Problem
Only lines holding the word "page" should be copied from the material.

Supplied information
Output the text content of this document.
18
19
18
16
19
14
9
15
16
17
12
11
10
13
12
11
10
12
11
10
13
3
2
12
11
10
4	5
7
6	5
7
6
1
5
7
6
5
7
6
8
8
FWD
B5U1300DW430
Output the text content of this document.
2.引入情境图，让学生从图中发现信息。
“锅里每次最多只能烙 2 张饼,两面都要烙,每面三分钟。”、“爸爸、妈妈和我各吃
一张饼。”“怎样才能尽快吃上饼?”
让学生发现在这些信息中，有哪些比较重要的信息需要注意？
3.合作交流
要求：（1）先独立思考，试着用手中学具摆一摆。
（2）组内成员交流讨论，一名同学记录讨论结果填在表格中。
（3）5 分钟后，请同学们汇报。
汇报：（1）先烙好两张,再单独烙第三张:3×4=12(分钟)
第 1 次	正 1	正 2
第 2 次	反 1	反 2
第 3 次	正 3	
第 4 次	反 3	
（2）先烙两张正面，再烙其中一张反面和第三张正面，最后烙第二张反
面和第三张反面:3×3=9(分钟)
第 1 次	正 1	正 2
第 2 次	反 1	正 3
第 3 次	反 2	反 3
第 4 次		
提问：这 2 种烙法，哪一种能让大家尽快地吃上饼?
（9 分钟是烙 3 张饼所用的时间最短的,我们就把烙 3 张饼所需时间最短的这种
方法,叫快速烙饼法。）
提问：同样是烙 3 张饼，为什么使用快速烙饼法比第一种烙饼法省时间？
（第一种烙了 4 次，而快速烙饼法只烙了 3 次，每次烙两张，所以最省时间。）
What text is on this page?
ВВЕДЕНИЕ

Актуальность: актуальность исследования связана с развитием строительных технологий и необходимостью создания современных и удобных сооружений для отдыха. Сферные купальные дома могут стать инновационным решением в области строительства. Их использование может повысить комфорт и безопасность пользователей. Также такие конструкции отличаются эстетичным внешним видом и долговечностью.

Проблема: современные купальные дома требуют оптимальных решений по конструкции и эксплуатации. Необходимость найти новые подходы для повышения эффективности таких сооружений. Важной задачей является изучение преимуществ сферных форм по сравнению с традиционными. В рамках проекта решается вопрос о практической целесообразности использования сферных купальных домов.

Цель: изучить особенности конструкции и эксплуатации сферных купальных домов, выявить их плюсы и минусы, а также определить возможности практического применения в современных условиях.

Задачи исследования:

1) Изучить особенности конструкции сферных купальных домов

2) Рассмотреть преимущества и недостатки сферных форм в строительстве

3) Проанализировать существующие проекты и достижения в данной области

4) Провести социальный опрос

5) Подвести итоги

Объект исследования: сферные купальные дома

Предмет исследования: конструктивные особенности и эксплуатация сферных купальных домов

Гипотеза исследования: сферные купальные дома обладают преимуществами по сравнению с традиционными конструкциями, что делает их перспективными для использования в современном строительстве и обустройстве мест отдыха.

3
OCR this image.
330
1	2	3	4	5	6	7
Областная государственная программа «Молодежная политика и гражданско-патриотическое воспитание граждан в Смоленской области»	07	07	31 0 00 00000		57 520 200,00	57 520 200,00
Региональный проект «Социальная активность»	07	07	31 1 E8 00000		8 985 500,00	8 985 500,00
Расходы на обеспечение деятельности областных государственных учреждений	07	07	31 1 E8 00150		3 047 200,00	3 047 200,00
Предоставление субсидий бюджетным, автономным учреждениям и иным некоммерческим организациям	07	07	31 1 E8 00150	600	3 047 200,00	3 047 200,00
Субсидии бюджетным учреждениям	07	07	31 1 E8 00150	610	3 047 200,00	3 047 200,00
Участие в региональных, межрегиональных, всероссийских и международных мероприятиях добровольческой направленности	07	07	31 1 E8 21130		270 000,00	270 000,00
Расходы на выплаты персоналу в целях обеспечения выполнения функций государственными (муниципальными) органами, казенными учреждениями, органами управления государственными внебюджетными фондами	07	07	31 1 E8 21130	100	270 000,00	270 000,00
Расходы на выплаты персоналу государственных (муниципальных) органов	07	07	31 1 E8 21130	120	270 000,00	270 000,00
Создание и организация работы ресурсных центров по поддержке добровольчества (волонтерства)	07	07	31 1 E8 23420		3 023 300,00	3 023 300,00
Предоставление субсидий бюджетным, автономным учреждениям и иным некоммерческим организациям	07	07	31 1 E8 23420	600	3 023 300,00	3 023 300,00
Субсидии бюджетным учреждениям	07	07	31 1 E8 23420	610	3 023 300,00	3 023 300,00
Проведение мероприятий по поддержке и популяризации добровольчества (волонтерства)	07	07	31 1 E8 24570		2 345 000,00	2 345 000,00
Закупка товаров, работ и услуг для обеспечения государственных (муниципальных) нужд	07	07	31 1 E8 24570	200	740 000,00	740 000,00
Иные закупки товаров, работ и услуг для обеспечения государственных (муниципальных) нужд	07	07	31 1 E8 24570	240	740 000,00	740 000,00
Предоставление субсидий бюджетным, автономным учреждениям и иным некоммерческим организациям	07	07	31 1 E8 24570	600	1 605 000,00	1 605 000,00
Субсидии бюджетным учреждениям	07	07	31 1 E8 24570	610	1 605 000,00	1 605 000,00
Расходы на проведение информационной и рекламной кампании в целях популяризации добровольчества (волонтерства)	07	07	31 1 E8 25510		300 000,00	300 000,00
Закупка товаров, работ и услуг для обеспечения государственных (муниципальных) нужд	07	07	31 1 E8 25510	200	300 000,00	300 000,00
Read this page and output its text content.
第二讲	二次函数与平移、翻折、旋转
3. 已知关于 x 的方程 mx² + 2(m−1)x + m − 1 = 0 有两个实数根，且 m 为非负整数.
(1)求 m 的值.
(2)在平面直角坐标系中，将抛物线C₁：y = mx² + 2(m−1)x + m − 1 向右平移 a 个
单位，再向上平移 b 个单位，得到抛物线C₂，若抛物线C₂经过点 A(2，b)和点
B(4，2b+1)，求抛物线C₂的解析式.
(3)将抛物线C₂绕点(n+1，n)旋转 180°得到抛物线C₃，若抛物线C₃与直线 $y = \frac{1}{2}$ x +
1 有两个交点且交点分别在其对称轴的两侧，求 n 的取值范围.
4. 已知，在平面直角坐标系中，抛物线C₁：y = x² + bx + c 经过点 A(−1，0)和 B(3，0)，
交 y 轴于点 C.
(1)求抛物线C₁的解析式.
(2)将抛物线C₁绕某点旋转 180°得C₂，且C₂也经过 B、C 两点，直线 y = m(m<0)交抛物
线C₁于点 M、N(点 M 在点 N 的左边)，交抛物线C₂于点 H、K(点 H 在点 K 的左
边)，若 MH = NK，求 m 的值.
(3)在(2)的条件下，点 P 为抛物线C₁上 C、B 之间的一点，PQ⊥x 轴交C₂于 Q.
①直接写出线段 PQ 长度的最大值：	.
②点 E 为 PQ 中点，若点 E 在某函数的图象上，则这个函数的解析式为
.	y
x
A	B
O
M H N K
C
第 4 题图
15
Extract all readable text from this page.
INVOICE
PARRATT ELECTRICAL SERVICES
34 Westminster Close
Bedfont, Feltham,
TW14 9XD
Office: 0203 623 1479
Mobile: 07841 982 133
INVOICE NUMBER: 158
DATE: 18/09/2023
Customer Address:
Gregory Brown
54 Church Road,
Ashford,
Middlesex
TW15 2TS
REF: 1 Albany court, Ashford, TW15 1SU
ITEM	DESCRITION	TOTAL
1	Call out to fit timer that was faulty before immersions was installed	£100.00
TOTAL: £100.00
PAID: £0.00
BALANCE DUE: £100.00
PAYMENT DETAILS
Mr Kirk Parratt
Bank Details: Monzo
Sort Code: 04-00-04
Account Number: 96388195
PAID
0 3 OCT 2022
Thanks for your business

Final answer
What text is on this page?
Read this page and output its text content.
Extract all readable text from this page.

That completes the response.